* START RECORD SET *

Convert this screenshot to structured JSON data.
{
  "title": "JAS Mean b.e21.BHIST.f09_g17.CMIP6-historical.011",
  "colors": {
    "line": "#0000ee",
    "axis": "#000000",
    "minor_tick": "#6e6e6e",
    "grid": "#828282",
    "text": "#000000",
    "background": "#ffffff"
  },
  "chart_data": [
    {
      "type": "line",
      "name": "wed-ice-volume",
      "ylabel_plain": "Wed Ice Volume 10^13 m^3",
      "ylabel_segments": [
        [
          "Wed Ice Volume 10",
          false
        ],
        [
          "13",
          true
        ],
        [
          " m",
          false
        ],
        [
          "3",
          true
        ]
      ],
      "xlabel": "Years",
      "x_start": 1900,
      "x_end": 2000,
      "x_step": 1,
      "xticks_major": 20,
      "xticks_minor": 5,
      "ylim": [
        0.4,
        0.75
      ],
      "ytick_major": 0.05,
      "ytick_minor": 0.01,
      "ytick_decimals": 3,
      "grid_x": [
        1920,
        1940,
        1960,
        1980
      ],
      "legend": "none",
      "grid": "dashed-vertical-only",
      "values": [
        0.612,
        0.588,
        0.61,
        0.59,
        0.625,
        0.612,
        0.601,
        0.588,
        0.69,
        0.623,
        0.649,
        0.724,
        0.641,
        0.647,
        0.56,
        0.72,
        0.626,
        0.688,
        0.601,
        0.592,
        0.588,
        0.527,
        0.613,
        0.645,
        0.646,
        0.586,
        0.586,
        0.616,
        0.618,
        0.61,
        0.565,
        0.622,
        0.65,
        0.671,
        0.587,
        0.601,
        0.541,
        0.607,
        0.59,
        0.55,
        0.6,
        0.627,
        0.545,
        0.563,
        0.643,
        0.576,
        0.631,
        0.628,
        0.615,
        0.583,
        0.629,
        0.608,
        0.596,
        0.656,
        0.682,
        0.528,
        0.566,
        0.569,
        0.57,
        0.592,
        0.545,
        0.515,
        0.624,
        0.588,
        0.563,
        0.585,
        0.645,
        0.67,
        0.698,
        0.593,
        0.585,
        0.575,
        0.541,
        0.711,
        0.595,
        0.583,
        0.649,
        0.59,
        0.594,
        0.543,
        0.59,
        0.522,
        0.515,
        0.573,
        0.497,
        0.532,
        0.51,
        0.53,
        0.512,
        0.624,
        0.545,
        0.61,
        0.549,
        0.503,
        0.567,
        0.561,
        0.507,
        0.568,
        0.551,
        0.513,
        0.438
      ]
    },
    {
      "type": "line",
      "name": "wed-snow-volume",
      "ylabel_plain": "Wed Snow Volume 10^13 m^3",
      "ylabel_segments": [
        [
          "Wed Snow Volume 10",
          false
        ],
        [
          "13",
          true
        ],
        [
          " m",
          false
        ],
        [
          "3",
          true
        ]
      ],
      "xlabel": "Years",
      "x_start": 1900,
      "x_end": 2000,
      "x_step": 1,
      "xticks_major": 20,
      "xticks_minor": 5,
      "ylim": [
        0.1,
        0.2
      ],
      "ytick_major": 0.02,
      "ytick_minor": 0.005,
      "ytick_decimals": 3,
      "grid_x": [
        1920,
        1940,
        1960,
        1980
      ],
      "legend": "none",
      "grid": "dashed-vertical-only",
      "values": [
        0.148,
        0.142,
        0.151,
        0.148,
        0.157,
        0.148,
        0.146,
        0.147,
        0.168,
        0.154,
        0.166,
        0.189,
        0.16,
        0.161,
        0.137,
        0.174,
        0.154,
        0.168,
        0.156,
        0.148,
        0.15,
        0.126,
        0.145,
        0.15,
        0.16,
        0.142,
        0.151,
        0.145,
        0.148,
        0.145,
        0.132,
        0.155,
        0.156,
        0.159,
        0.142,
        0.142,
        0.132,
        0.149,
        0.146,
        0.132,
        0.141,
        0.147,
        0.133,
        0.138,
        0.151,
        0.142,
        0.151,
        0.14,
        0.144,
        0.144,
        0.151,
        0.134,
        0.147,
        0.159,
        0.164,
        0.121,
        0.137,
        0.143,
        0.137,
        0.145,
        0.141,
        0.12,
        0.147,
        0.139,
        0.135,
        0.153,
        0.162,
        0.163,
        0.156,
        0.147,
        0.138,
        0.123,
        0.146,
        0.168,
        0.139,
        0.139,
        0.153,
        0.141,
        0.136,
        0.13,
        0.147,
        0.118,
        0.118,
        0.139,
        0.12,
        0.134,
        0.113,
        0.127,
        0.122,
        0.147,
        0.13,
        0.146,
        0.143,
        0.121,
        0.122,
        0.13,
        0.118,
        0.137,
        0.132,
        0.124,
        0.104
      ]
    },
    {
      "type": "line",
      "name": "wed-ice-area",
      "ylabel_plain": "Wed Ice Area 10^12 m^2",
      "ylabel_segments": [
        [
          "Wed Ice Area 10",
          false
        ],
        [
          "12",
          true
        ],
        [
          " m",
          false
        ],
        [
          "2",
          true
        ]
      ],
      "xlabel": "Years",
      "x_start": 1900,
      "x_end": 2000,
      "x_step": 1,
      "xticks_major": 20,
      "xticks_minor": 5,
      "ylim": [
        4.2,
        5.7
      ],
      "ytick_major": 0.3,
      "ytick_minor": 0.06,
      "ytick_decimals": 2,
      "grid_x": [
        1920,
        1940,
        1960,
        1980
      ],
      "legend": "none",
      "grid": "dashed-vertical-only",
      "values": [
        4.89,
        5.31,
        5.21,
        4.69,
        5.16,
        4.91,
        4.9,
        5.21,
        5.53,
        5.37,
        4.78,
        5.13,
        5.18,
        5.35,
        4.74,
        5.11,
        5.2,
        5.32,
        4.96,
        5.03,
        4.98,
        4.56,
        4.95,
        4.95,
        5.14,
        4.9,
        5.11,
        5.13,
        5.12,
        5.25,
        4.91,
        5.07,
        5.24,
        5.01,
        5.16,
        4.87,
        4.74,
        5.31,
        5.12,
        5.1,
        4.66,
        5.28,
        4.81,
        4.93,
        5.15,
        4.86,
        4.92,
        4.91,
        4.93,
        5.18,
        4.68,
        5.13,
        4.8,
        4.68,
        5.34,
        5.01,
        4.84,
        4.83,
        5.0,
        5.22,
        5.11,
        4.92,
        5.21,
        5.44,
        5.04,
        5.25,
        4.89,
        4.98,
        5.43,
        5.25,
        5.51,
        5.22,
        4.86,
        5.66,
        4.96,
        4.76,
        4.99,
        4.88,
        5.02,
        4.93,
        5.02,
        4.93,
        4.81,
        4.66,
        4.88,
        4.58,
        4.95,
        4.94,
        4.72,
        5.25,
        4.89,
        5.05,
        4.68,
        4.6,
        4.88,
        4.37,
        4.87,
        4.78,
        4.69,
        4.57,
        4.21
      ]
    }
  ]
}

* END RECORD SET *

### [AIM]
Set down all of the data above, word for word.

### [PROBLEM SOLUTION]
Convert this screenshot to structured JSON data.
{
  "title": "JAS Mean b.e21.BHIST.f09_g17.CMIP6-historical.011",
  "colors": {
    "line": "#0000ee",
    "axis": "#000000",
    "minor_tick": "#6e6e6e",
    "grid": "#828282",
    "text": "#000000",
    "background": "#ffffff"
  },
  "chart_data": [
    {
      "type": "line",
      "name": "wed-ice-volume",
      "ylabel_plain": "Wed Ice Volume 10^13 m^3",
      "ylabel_segments": [
        [
          "Wed Ice Volume 10",
          false
        ],
        [
          "13",
          true
        ],
        [
          " m",
          false
        ],
        [
          "3",
          true
        ]
      ],
      "xlabel": "Years",
      "x_start": 1900,
      "x_end": 2000,
      "x_step": 1,
      "xticks_major": 20,
      "xticks_minor": 5,
      "ylim": [
        0.4,
        0.75
      ],
      "ytick_major": 0.05,
      "ytick_minor": 0.01,
      "ytick_decimals": 3,
      "grid_x": [
        1920,
        1940,
        1960,
        1980
      ],
      "legend": "none",
      "grid": "dashed-vertical-only",
      "values": [
        0.612,
        0.588,
        0.61,
        0.59,
        0.625,
        0.612,
        0.601,
        0.588,
        0.69,
        0.623,
        0.649,
        0.724,
        0.641,
        0.647,
        0.56,
        0.72,
        0.626,
        0.688,
        0.601,
        0.592,
        0.588,
        0.527,
        0.613,
        0.645,
        0.646,
        0.586,
        0.586,
        0.616,
        0.618,
        0.61,
        0.565,
        0.622,
        0.65,
        0.671,
        0.587,
        0.601,
        0.541,
        0.607,
        0.59,
        0.55,
        0.6,
        0.627,
        0.545,
        0.563,
        0.643,
        0.576,
        0.631,
        0.628,
        0.615,
        0.583,
        0.629,
        0.608,
        0.596,
        0.656,
        0.682,
        0.528,
        0.566,
        0.569,
        0.57,
        0.592,
        0.545,
        0.515,
        0.624,
        0.588,
        0.563,
        0.585,
        0.645,
        0.67,
        0.698,
        0.593,
        0.585,
        0.575,
        0.541,
        0.711,
        0.595,
        0.583,
        0.649,
        0.59,
        0.594,
        0.543,
        0.59,
        0.522,
        0.515,
        0.573,
        0.497,
        0.532,
        0.51,
        0.53,
        0.512,
        0.624,
        0.545,
        0.61,
        0.549,
        0.503,
        0.567,
        0.561,
        0.507,
        0.568,
        0.551,
        0.513,
        0.438
      ]
    },
    {
      "type": "line",
      "name": "wed-snow-volume",
      "ylabel_plain": "Wed Snow Volume 10^13 m^3",
      "ylabel_segments": [
        [
          "Wed Snow Volume 10",
          false
        ],
        [
          "13",
          true
        ],
        [
          " m",
          false
        ],
        [
          "3",
          true
        ]
      ],
      "xlabel": "Years",
      "x_start": 1900,
      "x_end": 2000,
      "x_step": 1,
      "xticks_major": 20,
      "xticks_minor": 5,
      "ylim": [
        0.1,
        0.2
      ],
      "ytick_major": 0.02,
      "ytick_minor": 0.005,
      "ytick_decimals": 3,
      "grid_x": [
        1920,
        1940,
        1960,
        1980
      ],
      "legend": "none",
      "grid": "dashed-vertical-only",
      "values": [
        0.148,
        0.142,
        0.151,
        0.148,
        0.157,
        0.148,
        0.146,
        0.147,
        0.168,
        0.154,
        0.166,
        0.189,
        0.16,
        0.161,
        0.137,
        0.174,
        0.154,
        0.168,
        0.156,
        0.148,
        0.15,
        0.126,
        0.145,
        0.15,
        0.16,
        0.142,
        0.151,
        0.145,
        0.148,
        0.145,
        0.132,
        0.155,
        0.156,
        0.159,
        0.142,
        0.142,
        0.132,
        0.149,
        0.146,
        0.132,
        0.141,
        0.147,
        0.133,
        0.138,
        0.151,
        0.142,
        0.151,
        0.14,
        0.144,
        0.144,
        0.151,
        0.134,
        0.147,
        0.159,
        0.164,
        0.121,
        0.137,
        0.143,
        0.137,
        0.145,
        0.141,
        0.12,
        0.147,
        0.139,
        0.135,
        0.153,
        0.162,
        0.163,
        0.156,
        0.147,
        0.138,
        0.123,
        0.146,
        0.168,
        0.139,
        0.139,
        0.153,
        0.141,
        0.136,
        0.13,
        0.147,
        0.118,
        0.118,
        0.139,
        0.12,
        0.134,
        0.113,
        0.127,
        0.122,
        0.147,
        0.13,
        0.146,
        0.143,
        0.121,
        0.122,
        0.13,
        0.118,
        0.137,
        0.132,
        0.124,
        0.104
      ]
    },
    {
      "type": "line",
      "name": "wed-ice-area",
      "ylabel_plain": "Wed Ice Area 10^12 m^2",
      "ylabel_segments": [
        [
          "Wed Ice Area 10",
          false
        ],
        [
          "12",
          true
        ],
        [
          " m",
          false
        ],
        [
          "2",
          true
        ]
      ],
      "xlabel": "Years",
      "x_start": 1900,
      "x_end": 2000,
      "x_step": 1,
      "xticks_major": 20,
      "xticks_minor": 5,
      "ylim": [
        4.2,
        5.7
      ],
      "ytick_major": 0.3,
      "ytick_minor": 0.06,
      "ytick_decimals": 2,
      "grid_x": [
        1920,
        1940,
        1960,
        1980
      ],
      "legend": "none",
      "grid": "dashed-vertical-only",
      "values": [
        4.89,
        5.31,
        5.21,
        4.69,
        5.16,
        4.91,
        4.9,
        5.21,
        5.53,
        5.37,
        4.78,
        5.13,
        5.18,
        5.35,
        4.74,
        5.11,
        5.2,
        5.32,
        4.96,
        5.03,
        4.98,
        4.56,
        4.95,
        4.95,
        5.14,
        4.9,
        5.11,
        5.13,
        5.12,
        5.25,
        4.91,
        5.07,
        5.24,
        5.01,
        5.16,
        4.87,
        4.74,
        5.31,
        5.12,
        5.1,
        4.66,
        5.28,
        4.81,
        4.93,
        5.15,
        4.86,
        4.92,
        4.91,
        4.93,
        5.18,
        4.68,
        5.13,
        4.8,
        4.68,
        5.34,
        5.01,
        4.84,
        4.83,
        5.0,
        5.22,
        5.11,
        4.92,
        5.21,
        5.44,
        5.04,
        5.25,
        4.89,
        4.98,
        5.43,
        5.25,
        5.51,
        5.22,
        4.86,
        5.66,
        4.96,
        4.76,
        4.99,
        4.88,
        5.02,
        4.93,
        5.02,
        4.93,
        4.81,
        4.66,
        4.88,
        4.58,
        4.95,
        4.94,
        4.72,
        5.25,
        4.89,
        5.05,
        4.68,
        4.6,
        4.88,
        4.37,
        4.87,
        4.78,
        4.69,
        4.57,
        4.21
      ]
    }
  ]
}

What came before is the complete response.